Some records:
※
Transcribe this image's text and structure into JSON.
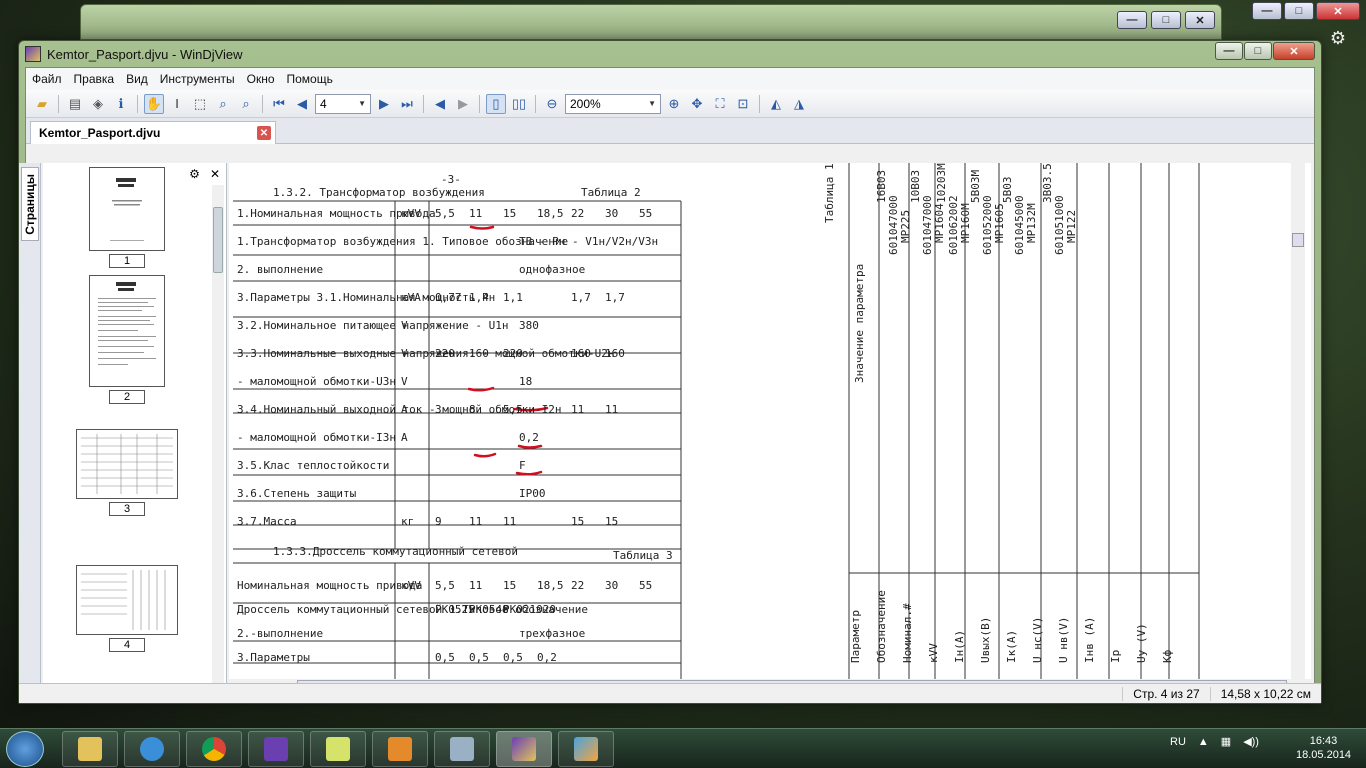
{
  "window": {
    "title": "Kemtor_Pasport.djvu - WinDjView"
  },
  "menu": [
    "Файл",
    "Правка",
    "Вид",
    "Инструменты",
    "Окно",
    "Помощь"
  ],
  "toolbar": {
    "page_value": "4",
    "zoom_value": "200%"
  },
  "tab": {
    "label": "Kemtor_Pasport.djvu"
  },
  "sidebar": {
    "tab_label": "Страницы",
    "thumbnails": [
      "1",
      "2",
      "3",
      "4"
    ]
  },
  "document": {
    "page_mark": "-3-",
    "heading": "1.3.2. Трансформатор возбуждения",
    "table_label": "Таблица 2",
    "table2_rows": [
      {
        "label": "1.Номинальная мощность привода",
        "unit": "кVV",
        "values": [
          "5,5",
          "11",
          "15",
          "18,5",
          "22",
          "30",
          "55"
        ]
      },
      {
        "label": "1.Трансформатор возбуждения 1. Типовое обозначение",
        "unit": "",
        "values": [
          "ТВ - Рн - V1н/V2н/V3н"
        ]
      },
      {
        "label": "2. выполнение",
        "unit": "",
        "values": [
          "однофазное"
        ]
      },
      {
        "label": "3.Параметры 3.1.Номинальная мощность Рн",
        "unit": "кVA",
        "values": [
          "0,77",
          "1,4",
          "1,1",
          "",
          "1,7",
          "1,7"
        ]
      },
      {
        "label": "3.2.Номинальное питающее напряжение - U1н",
        "unit": "V",
        "values": [
          "380"
        ]
      },
      {
        "label": "3.3.Номинальные выходные напряжения: - мощной обмотки-U2н",
        "unit": "V",
        "values": [
          "220",
          "160",
          "220",
          "",
          "160",
          "160"
        ]
      },
      {
        "label": "- маломощной обмотки-U3н",
        "unit": "V",
        "values": [
          "18"
        ]
      },
      {
        "label": "3.4.Номинальный выходной ток - мощной обмотки-I2н",
        "unit": "A",
        "values": [
          "3",
          "8",
          "5,5",
          "",
          "11",
          "11"
        ]
      },
      {
        "label": "- маломощной обмотки-I3н",
        "unit": "A",
        "values": [
          "0,2"
        ]
      },
      {
        "label": "3.5.Клас теплостойкости",
        "unit": "",
        "values": [
          "F"
        ]
      },
      {
        "label": "3.6.Степень защиты",
        "unit": "",
        "values": [
          "IP00"
        ]
      },
      {
        "label": "3.7.Масса",
        "unit": "кг",
        "values": [
          "9",
          "11",
          "11",
          "",
          "15",
          "15"
        ]
      }
    ],
    "heading2": "1.3.3.Дроссель коммутационный сетевой",
    "table_label2": "Таблица 3",
    "table3_rows": [
      {
        "label": "Номинальная мощность привода",
        "unit": "кVV",
        "values": [
          "5,5",
          "11",
          "15",
          "18,5",
          "22",
          "30",
          "55"
        ]
      },
      {
        "label": "Дроссель коммутационный сетевой 1.Типовое обозначение",
        "unit": "",
        "values": [
          "РК0525",
          "РК0548",
          "РК021020"
        ]
      },
      {
        "label": "2.-выполнение",
        "unit": "",
        "values": [
          "трехфазное"
        ]
      },
      {
        "label": "3.Параметры",
        "unit": "",
        "values": [
          "0,5",
          "0,5",
          "0,5",
          "0,2"
        ]
      }
    ],
    "rotated_title": "Таблица 1",
    "rotated_header": "Значение параметра",
    "rotated_cols": [
      "16В03",
      "10В03",
      "10203М",
      "5В03М",
      "5В03",
      "3В03.5"
    ],
    "rotated_codes": [
      "601047000",
      "601047000",
      "601062002",
      "601052000",
      "601045000",
      "601051000"
    ],
    "rotated_models": [
      "МР225",
      "МР1604",
      "МР160М",
      "МР1605",
      "МР132М",
      "МР122"
    ],
    "rotated_param_labels": [
      "Параметр",
      "Обозначение",
      "Номинал.#",
      "кVV",
      "Iн(А)",
      "Uвых(В)",
      "Iк(А)",
      "U нс(V)",
      "U нв(V)",
      "Iнв (А)",
      "Iр",
      "Uу (V)",
      "Кф"
    ]
  },
  "status": {
    "page_info": "Стр. 4 из 27",
    "page_size": "14,58 x 10,22 см"
  },
  "taskbar": {
    "lang": "RU",
    "time": "16:43",
    "date": "18.05.2014"
  },
  "colors": {
    "annotation": "#d01020",
    "titlebar": "#a7c08f"
  }
}
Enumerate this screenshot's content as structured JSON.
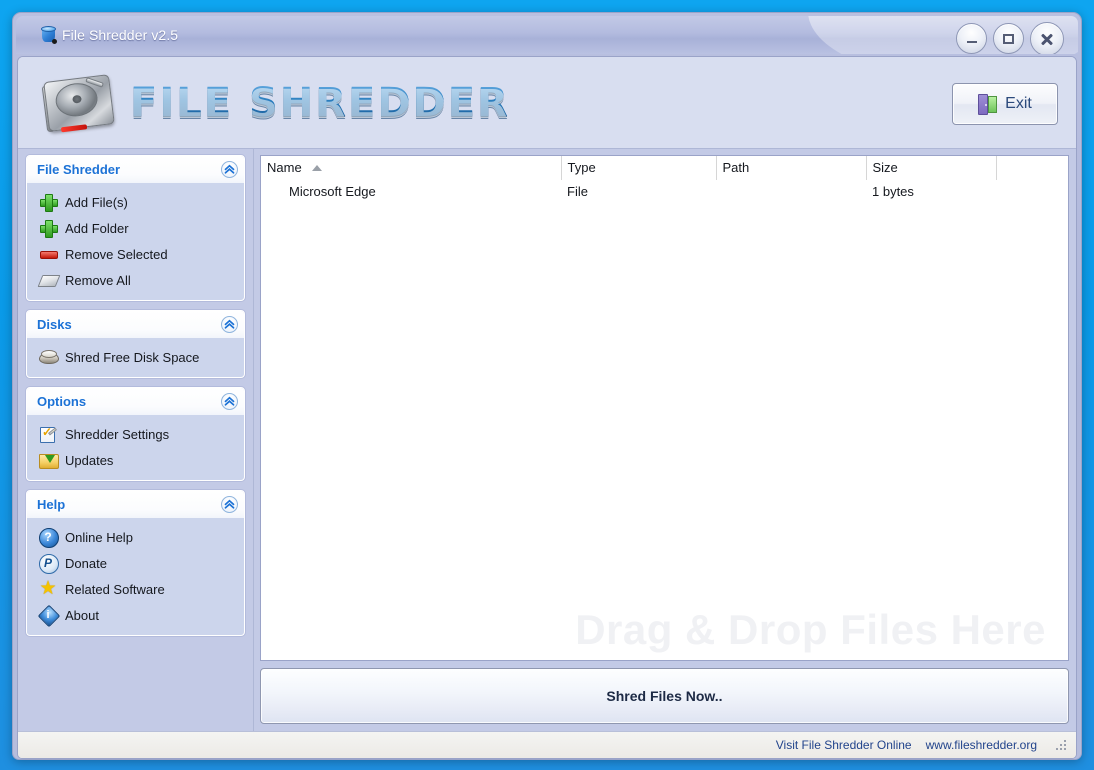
※
* What to work on *
Go through the entries above and output them exactly, without pictures.

* Response *
Transcribe this image's text and structure into JSON.
{
  "window": {
    "title": "Kemtor_Pasport.djvu - WinDjView"
  },
  "menu": [
    "Файл",
    "Правка",
    "Вид",
    "Инструменты",
    "Окно",
    "Помощь"
  ],
  "toolbar": {
    "page_value": "4",
    "zoom_value": "200%"
  },
  "tab": {
    "label": "Kemtor_Pasport.djvu"
  },
  "sidebar": {
    "tab_label": "Страницы",
    "thumbnails": [
      "1",
      "2",
      "3",
      "4"
    ]
  },
  "document": {
    "page_mark": "-3-",
    "heading": "1.3.2. Трансформатор возбуждения",
    "table_label": "Таблица 2",
    "table2_rows": [
      {
        "label": "1.Номинальная мощность привода",
        "unit": "кVV",
        "values": [
          "5,5",
          "11",
          "15",
          "18,5",
          "22",
          "30",
          "55"
        ]
      },
      {
        "label": "1.Трансформатор возбуждения 1. Типовое обозначение",
        "unit": "",
        "values": [
          "ТВ - Рн - V1н/V2н/V3н"
        ]
      },
      {
        "label": "2. выполнение",
        "unit": "",
        "values": [
          "однофазное"
        ]
      },
      {
        "label": "3.Параметры 3.1.Номинальная мощность Рн",
        "unit": "кVA",
        "values": [
          "0,77",
          "1,4",
          "1,1",
          "",
          "1,7",
          "1,7"
        ]
      },
      {
        "label": "3.2.Номинальное питающее напряжение - U1н",
        "unit": "V",
        "values": [
          "380"
        ]
      },
      {
        "label": "3.3.Номинальные выходные напряжения: - мощной обмотки-U2н",
        "unit": "V",
        "values": [
          "220",
          "160",
          "220",
          "",
          "160",
          "160"
        ]
      },
      {
        "label": "- маломощной обмотки-U3н",
        "unit": "V",
        "values": [
          "18"
        ]
      },
      {
        "label": "3.4.Номинальный выходной ток - мощной обмотки-I2н",
        "unit": "A",
        "values": [
          "3",
          "8",
          "5,5",
          "",
          "11",
          "11"
        ]
      },
      {
        "label": "- маломощной обмотки-I3н",
        "unit": "A",
        "values": [
          "0,2"
        ]
      },
      {
        "label": "3.5.Клас теплостойкости",
        "unit": "",
        "values": [
          "F"
        ]
      },
      {
        "label": "3.6.Степень защиты",
        "unit": "",
        "values": [
          "IP00"
        ]
      },
      {
        "label": "3.7.Масса",
        "unit": "кг",
        "values": [
          "9",
          "11",
          "11",
          "",
          "15",
          "15"
        ]
      }
    ],
    "heading2": "1.3.3.Дроссель коммутационный сетевой",
    "table_label2": "Таблица 3",
    "table3_rows": [
      {
        "label": "Номинальная мощность привода",
        "unit": "кVV",
        "values": [
          "5,5",
          "11",
          "15",
          "18,5",
          "22",
          "30",
          "55"
        ]
      },
      {
        "label": "Дроссель коммутационный сетевой 1.Типовое обозначение",
        "unit": "",
        "values": [
          "РК0525",
          "РК0548",
          "РК021020"
        ]
      },
      {
        "label": "2.-выполнение",
        "unit": "",
        "values": [
          "трехфазное"
        ]
      },
      {
        "label": "3.Параметры",
        "unit": "",
        "values": [
          "0,5",
          "0,5",
          "0,5",
          "0,2"
        ]
      }
    ],
    "rotated_title": "Таблица 1",
    "rotated_header": "Значение параметра",
    "rotated_cols": [
      "16В03",
      "10В03",
      "10203М",
      "5В03М",
      "5В03",
      "3В03.5"
    ],
    "rotated_codes": [
      "601047000",
      "601047000",
      "601062002",
      "601052000",
      "601045000",
      "601051000"
    ],
    "rotated_models": [
      "МР225",
      "МР1604",
      "МР160М",
      "МР1605",
      "МР132М",
      "МР122"
    ],
    "rotated_param_labels": [
      "Параметр",
      "Обозначение",
      "Номинал.#",
      "кVV",
      "Iн(А)",
      "Uвых(В)",
      "Iк(А)",
      "U нс(V)",
      "U нв(V)",
      "Iнв (А)",
      "Iр",
      "Uу (V)",
      "Кф"
    ]
  },
  "status": {
    "page_info": "Стр. 4 из 27",
    "page_size": "14,58 x 10,22 см"
  },
  "taskbar": {
    "lang": "RU",
    "time": "16:43",
    "date": "18.05.2014"
  },
  "colors": {
    "annotation": "#d01020",
    "titlebar": "#a7c08f"
  }
}
Enumerate this screenshot's content as structured JSON.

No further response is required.